Extract the complete listing and repeat it word for word.

* * *

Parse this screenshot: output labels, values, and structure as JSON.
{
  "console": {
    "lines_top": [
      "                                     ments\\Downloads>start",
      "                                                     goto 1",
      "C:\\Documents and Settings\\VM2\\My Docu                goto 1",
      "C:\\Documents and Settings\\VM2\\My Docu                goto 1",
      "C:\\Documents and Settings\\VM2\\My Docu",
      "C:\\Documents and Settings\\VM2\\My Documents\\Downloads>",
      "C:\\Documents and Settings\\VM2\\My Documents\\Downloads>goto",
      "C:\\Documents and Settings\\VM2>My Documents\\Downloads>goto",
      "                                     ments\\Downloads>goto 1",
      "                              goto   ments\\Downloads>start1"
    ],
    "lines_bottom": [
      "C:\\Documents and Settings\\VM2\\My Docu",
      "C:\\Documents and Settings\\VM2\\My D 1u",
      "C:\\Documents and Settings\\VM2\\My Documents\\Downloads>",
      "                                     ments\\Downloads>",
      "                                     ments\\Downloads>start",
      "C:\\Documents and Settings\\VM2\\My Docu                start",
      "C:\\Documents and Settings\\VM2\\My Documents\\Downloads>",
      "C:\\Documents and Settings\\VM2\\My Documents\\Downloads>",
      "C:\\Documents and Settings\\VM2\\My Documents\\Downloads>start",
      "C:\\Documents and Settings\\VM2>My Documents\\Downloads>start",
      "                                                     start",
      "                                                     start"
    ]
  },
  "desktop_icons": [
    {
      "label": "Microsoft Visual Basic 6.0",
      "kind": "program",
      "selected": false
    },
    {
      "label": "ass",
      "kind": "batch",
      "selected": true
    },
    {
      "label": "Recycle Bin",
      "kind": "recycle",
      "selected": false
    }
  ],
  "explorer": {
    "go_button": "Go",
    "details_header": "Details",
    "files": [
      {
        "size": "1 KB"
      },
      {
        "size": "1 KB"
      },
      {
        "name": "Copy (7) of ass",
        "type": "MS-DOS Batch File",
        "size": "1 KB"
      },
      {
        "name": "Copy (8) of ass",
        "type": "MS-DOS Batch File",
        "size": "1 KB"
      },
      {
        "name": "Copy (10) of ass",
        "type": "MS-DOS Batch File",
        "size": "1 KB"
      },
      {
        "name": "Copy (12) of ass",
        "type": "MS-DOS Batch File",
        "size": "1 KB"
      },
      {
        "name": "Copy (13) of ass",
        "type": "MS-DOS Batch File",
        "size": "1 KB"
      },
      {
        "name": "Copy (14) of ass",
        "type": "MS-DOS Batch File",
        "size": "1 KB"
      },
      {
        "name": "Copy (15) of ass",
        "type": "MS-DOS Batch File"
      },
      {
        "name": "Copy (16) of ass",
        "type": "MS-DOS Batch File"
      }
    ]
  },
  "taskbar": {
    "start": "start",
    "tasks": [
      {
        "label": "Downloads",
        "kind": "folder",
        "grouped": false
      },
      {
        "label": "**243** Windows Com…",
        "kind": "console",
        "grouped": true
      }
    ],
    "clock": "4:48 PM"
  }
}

* * *

### THE SOLUTION
Parse this screenshot: output labels, values, and structure as JSON.
{
  "console": {
    "lines_top": [
      "                                     ments\\Downloads>start",
      "                                                     goto 1",
      "C:\\Documents and Settings\\VM2\\My Docu                goto 1",
      "C:\\Documents and Settings\\VM2\\My Docu                goto 1",
      "C:\\Documents and Settings\\VM2\\My Docu",
      "C:\\Documents and Settings\\VM2\\My Documents\\Downloads>",
      "C:\\Documents and Settings\\VM2\\My Documents\\Downloads>goto",
      "C:\\Documents and Settings\\VM2>My Documents\\Downloads>goto",
      "                                     ments\\Downloads>goto 1",
      "                              goto   ments\\Downloads>start1"
    ],
    "lines_bottom": [
      "C:\\Documents and Settings\\VM2\\My Docu",
      "C:\\Documents and Settings\\VM2\\My D 1u",
      "C:\\Documents and Settings\\VM2\\My Documents\\Downloads>",
      "                                     ments\\Downloads>",
      "                                     ments\\Downloads>start",
      "C:\\Documents and Settings\\VM2\\My Docu                start",
      "C:\\Documents and Settings\\VM2\\My Documents\\Downloads>",
      "C:\\Documents and Settings\\VM2\\My Documents\\Downloads>",
      "C:\\Documents and Settings\\VM2\\My Documents\\Downloads>start",
      "C:\\Documents and Settings\\VM2>My Documents\\Downloads>start",
      "                                                     start",
      "                                                     start"
    ]
  },
  "desktop_icons": [
    {
      "label": "Microsoft Visual Basic 6.0",
      "kind": "program",
      "selected": false
    },
    {
      "label": "ass",
      "kind": "batch",
      "selected": true
    },
    {
      "label": "Recycle Bin",
      "kind": "recycle",
      "selected": false
    }
  ],
  "explorer": {
    "go_button": "Go",
    "details_header": "Details",
    "files": [
      {
        "size": "1 KB"
      },
      {
        "size": "1 KB"
      },
      {
        "name": "Copy (7) of ass",
        "type": "MS-DOS Batch File",
        "size": "1 KB"
      },
      {
        "name": "Copy (8) of ass",
        "type": "MS-DOS Batch File",
        "size": "1 KB"
      },
      {
        "name": "Copy (10) of ass",
        "type": "MS-DOS Batch File",
        "size": "1 KB"
      },
      {
        "name": "Copy (12) of ass",
        "type": "MS-DOS Batch File",
        "size": "1 KB"
      },
      {
        "name": "Copy (13) of ass",
        "type": "MS-DOS Batch File",
        "size": "1 KB"
      },
      {
        "name": "Copy (14) of ass",
        "type": "MS-DOS Batch File",
        "size": "1 KB"
      },
      {
        "name": "Copy (15) of ass",
        "type": "MS-DOS Batch File"
      },
      {
        "name": "Copy (16) of ass",
        "type": "MS-DOS Batch File"
      }
    ]
  },
  "taskbar": {
    "start": "start",
    "tasks": [
      {
        "label": "Downloads",
        "kind": "folder",
        "grouped": false
      },
      {
        "label": "**243** Windows Com…",
        "kind": "console",
        "grouped": true
      }
    ],
    "clock": "4:48 PM"
  }
}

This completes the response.